-- OBJECTIVE --
Go through the entries below and collect each line with the string "Olecku" in it.

-- INPUT RECORDS --
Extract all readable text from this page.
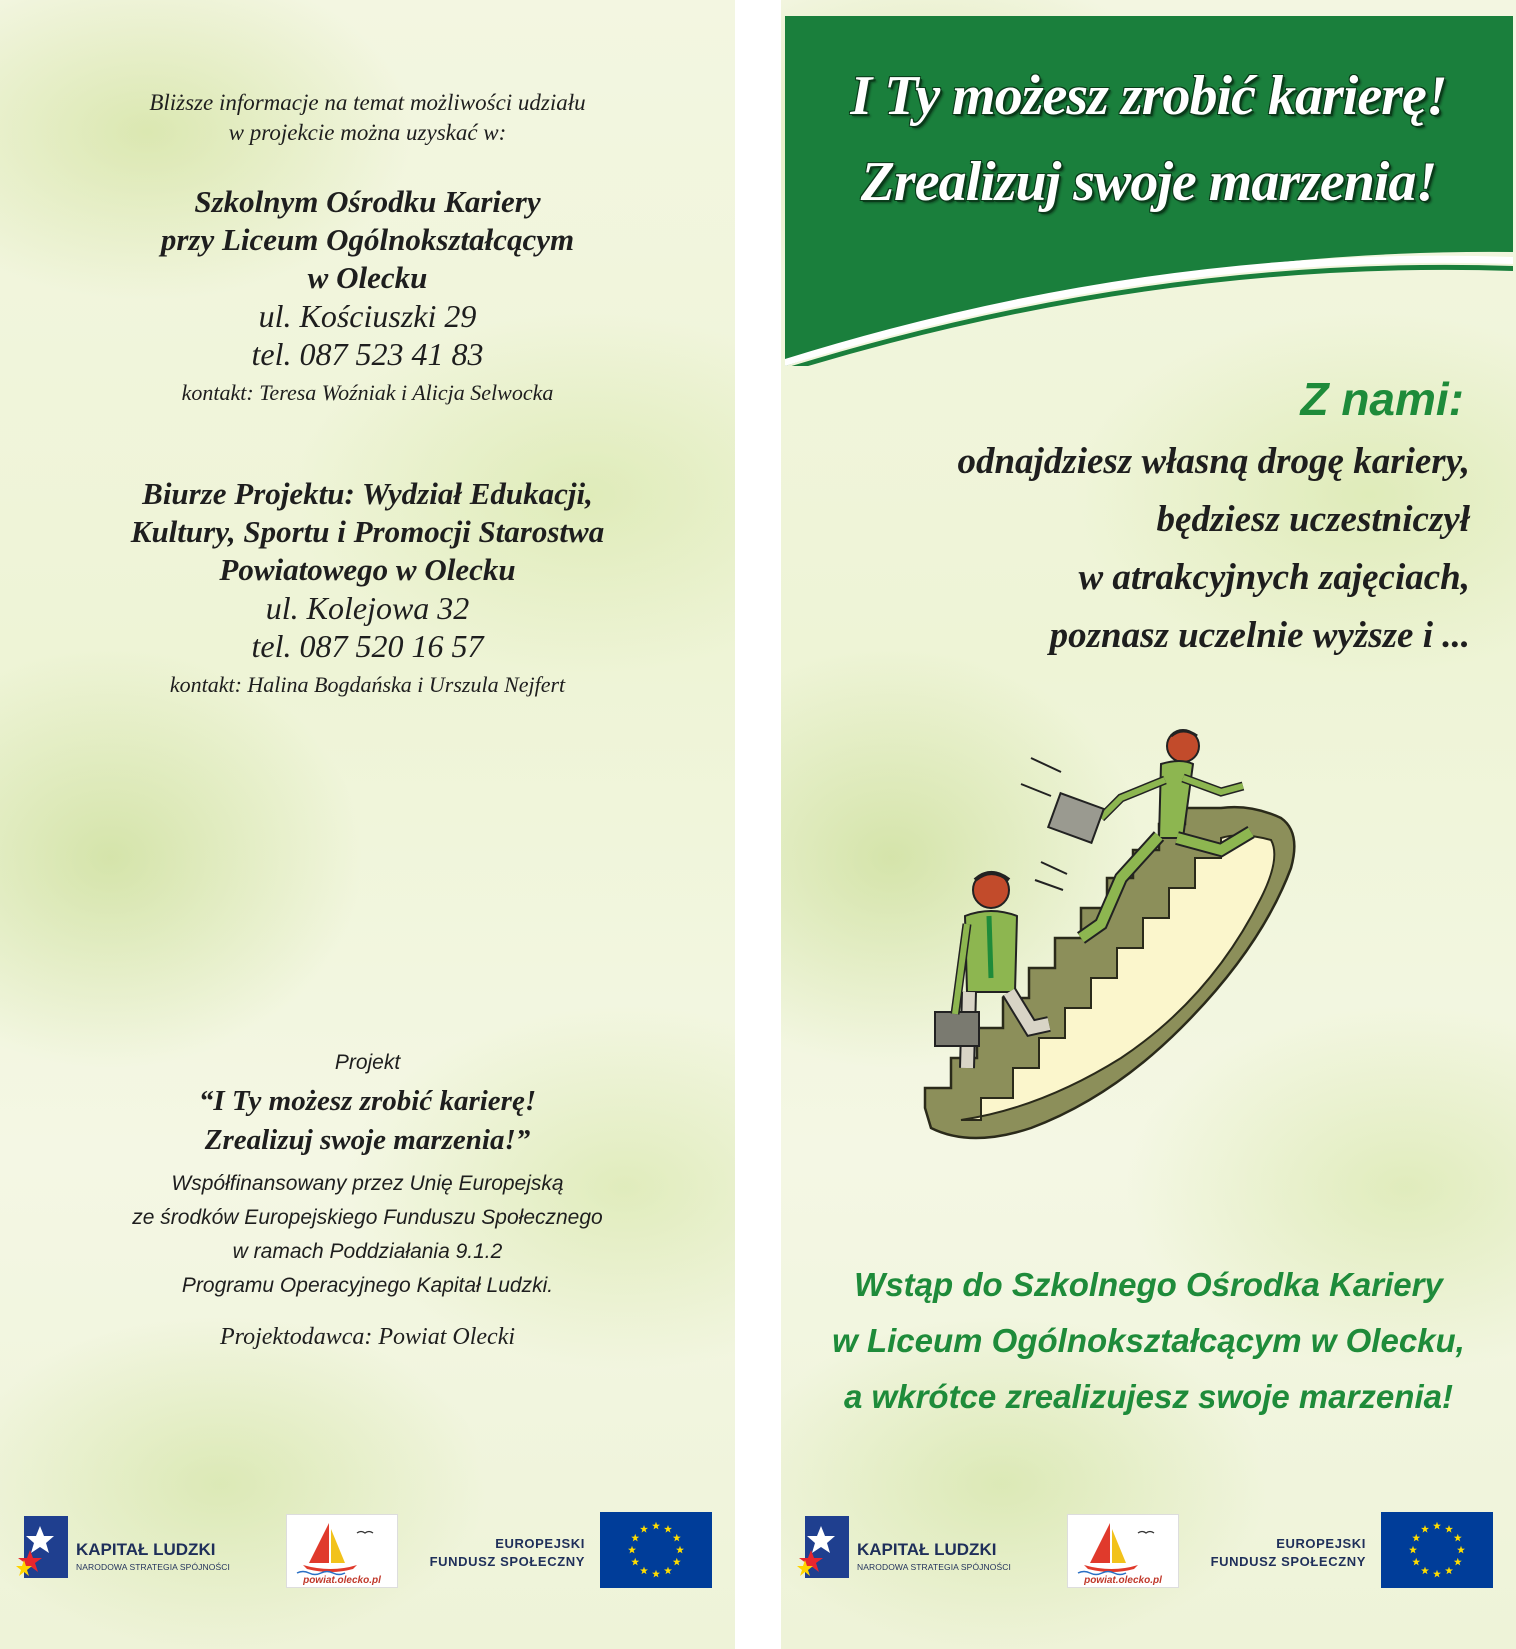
Bliższe informacje na temat możliwości udziału
w projekcie można uzyskać w:
Szkolnym Ośrodku Kariery
przy Liceum Ogólnokształcącym
w Olecku
ul. Kościuszki 29
tel. 087 523 41 83
kontakt: Teresa Woźniak i Alicja Selwocka
Biurze Projektu: Wydział Edukacji,
Kultury, Sportu i Promocji Starostwa
Powiatowego w Olecku
ul. Kolejowa 32
tel. 087 520 16 57
kontakt: Halina Bogdańska i Urszula Nejfert
Projekt
“I Ty możesz zrobić karierę!
Zrealizuj swoje marzenia!”
Współfinansowany przez Unię Europejską
ze środków Europejskiego Funduszu Społecznego
w ramach Poddziałania 9.1.2
Programu Operacyjnego Kapitał Ludzki.
Projektodawca: Powiat Olecki
KAPITAŁ LUDZKI
NARODOWA STRATEGIA SPÓJNOŚCI
powiat.olecko.pl
EUROPEJSKI
FUNDUSZ SPOŁECZNY
I Ty możesz zrobić karierę!
Zrealizuj swoje marzenia!
Z nami:
odnajdziesz własną drogę kariery,
będziesz uczestniczył
w atrakcyjnych zajęciach,
poznasz uczelnie wyższe i ...
Wstąp do Szkolnego Ośrodka Kariery
w Liceum Ogólnokształcącym w Olecku,
a wkrótce zrealizujesz swoje marzenia!
KAPITAŁ LUDZKI
NARODOWA STRATEGIA SPÓJNOŚCI
powiat.olecko.pl
EUROPEJSKI
FUNDUSZ SPOŁECZNY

-- WRITTEN SOLUTION --
w Olecku
Powiatowego w Olecku
w Liceum Ogólnokształcącym w Olecku,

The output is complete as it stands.